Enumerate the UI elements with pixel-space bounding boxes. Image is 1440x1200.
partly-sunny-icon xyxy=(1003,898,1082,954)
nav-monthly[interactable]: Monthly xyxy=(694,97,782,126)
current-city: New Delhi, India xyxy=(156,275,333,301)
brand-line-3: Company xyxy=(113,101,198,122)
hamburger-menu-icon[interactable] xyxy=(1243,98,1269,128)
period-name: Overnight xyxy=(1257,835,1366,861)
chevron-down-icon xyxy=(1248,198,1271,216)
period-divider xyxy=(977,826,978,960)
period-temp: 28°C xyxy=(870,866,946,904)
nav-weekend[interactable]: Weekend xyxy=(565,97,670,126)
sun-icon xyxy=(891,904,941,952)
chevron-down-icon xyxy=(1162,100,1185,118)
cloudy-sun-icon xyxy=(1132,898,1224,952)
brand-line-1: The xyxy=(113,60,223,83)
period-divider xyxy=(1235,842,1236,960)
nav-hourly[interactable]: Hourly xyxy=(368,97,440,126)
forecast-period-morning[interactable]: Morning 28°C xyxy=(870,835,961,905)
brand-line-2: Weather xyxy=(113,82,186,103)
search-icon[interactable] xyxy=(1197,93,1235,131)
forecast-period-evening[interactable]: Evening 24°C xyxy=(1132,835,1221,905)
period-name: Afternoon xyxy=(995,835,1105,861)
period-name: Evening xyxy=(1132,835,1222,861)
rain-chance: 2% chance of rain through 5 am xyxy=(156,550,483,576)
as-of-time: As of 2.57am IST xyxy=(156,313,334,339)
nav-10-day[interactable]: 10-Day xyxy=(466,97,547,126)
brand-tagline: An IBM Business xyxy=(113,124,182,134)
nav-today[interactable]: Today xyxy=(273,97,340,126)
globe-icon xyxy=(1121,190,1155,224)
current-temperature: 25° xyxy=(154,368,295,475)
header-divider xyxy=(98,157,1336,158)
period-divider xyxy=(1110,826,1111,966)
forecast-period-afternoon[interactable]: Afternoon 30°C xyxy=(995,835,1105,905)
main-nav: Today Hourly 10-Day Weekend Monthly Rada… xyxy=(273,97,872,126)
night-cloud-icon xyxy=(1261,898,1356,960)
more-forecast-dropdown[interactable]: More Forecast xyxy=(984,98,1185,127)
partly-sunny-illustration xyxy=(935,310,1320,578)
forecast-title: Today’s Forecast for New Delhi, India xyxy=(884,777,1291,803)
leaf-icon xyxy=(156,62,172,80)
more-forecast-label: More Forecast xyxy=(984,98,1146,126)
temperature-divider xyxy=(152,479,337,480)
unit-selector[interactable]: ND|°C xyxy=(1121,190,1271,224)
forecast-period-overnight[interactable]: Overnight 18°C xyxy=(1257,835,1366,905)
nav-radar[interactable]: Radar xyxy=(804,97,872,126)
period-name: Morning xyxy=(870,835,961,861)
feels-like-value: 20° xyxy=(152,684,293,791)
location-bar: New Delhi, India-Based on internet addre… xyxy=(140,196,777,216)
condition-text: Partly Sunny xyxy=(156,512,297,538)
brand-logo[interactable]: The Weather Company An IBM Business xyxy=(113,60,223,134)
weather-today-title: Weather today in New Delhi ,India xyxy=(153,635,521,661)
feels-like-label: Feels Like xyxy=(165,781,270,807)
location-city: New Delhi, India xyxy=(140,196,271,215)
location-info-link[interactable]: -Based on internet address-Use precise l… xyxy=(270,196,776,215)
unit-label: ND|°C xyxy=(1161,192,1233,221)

#####

Goal of the exercise =>
Rewrite all the rows above with every "period-divider" changed to "period-separator" and nothing else altered.

Answer to the task =>
Enumerate the UI elements with pixel-space bounding boxes. Image is 1440x1200.
partly-sunny-icon xyxy=(1003,898,1082,954)
nav-monthly[interactable]: Monthly xyxy=(694,97,782,126)
current-city: New Delhi, India xyxy=(156,275,333,301)
brand-line-3: Company xyxy=(113,101,198,122)
hamburger-menu-icon[interactable] xyxy=(1243,98,1269,128)
period-name: Overnight xyxy=(1257,835,1366,861)
chevron-down-icon xyxy=(1248,198,1271,216)
period-separator xyxy=(977,826,978,960)
period-temp: 28°C xyxy=(870,866,946,904)
nav-weekend[interactable]: Weekend xyxy=(565,97,670,126)
sun-icon xyxy=(891,904,941,952)
chevron-down-icon xyxy=(1162,100,1185,118)
cloudy-sun-icon xyxy=(1132,898,1224,952)
brand-line-1: The xyxy=(113,60,223,83)
period-separator xyxy=(1235,842,1236,960)
nav-hourly[interactable]: Hourly xyxy=(368,97,440,126)
forecast-period-morning[interactable]: Morning 28°C xyxy=(870,835,961,905)
brand-line-2: Weather xyxy=(113,82,186,103)
search-icon[interactable] xyxy=(1197,93,1235,131)
forecast-period-evening[interactable]: Evening 24°C xyxy=(1132,835,1221,905)
period-name: Afternoon xyxy=(995,835,1105,861)
period-name: Evening xyxy=(1132,835,1222,861)
rain-chance: 2% chance of rain through 5 am xyxy=(156,550,483,576)
as-of-time: As of 2.57am IST xyxy=(156,313,334,339)
nav-10-day[interactable]: 10-Day xyxy=(466,97,547,126)
brand-tagline: An IBM Business xyxy=(113,124,182,134)
nav-today[interactable]: Today xyxy=(273,97,340,126)
globe-icon xyxy=(1121,190,1155,224)
current-temperature: 25° xyxy=(154,368,295,475)
header-divider xyxy=(98,157,1336,158)
period-separator xyxy=(1110,826,1111,966)
forecast-period-afternoon[interactable]: Afternoon 30°C xyxy=(995,835,1105,905)
main-nav: Today Hourly 10-Day Weekend Monthly Rada… xyxy=(273,97,872,126)
night-cloud-icon xyxy=(1261,898,1356,960)
more-forecast-dropdown[interactable]: More Forecast xyxy=(984,98,1185,127)
partly-sunny-illustration xyxy=(935,310,1320,578)
forecast-title: Today’s Forecast for New Delhi, India xyxy=(884,777,1291,803)
leaf-icon xyxy=(156,62,172,80)
more-forecast-label: More Forecast xyxy=(984,98,1146,126)
temperature-divider xyxy=(152,479,337,480)
unit-selector[interactable]: ND|°C xyxy=(1121,190,1271,224)
forecast-period-overnight[interactable]: Overnight 18°C xyxy=(1257,835,1366,905)
nav-radar[interactable]: Radar xyxy=(804,97,872,126)
period-name: Morning xyxy=(870,835,961,861)
feels-like-value: 20° xyxy=(152,684,293,791)
location-bar: New Delhi, India-Based on internet addre… xyxy=(140,196,777,216)
condition-text: Partly Sunny xyxy=(156,512,297,538)
brand-logo[interactable]: The Weather Company An IBM Business xyxy=(113,60,223,134)
weather-today-title: Weather today in New Delhi ,India xyxy=(153,635,521,661)
feels-like-label: Feels Like xyxy=(165,781,270,807)
location-city: New Delhi, India xyxy=(140,196,271,215)
location-info-link[interactable]: -Based on internet address-Use precise l… xyxy=(270,196,776,215)
unit-label: ND|°C xyxy=(1161,192,1233,221)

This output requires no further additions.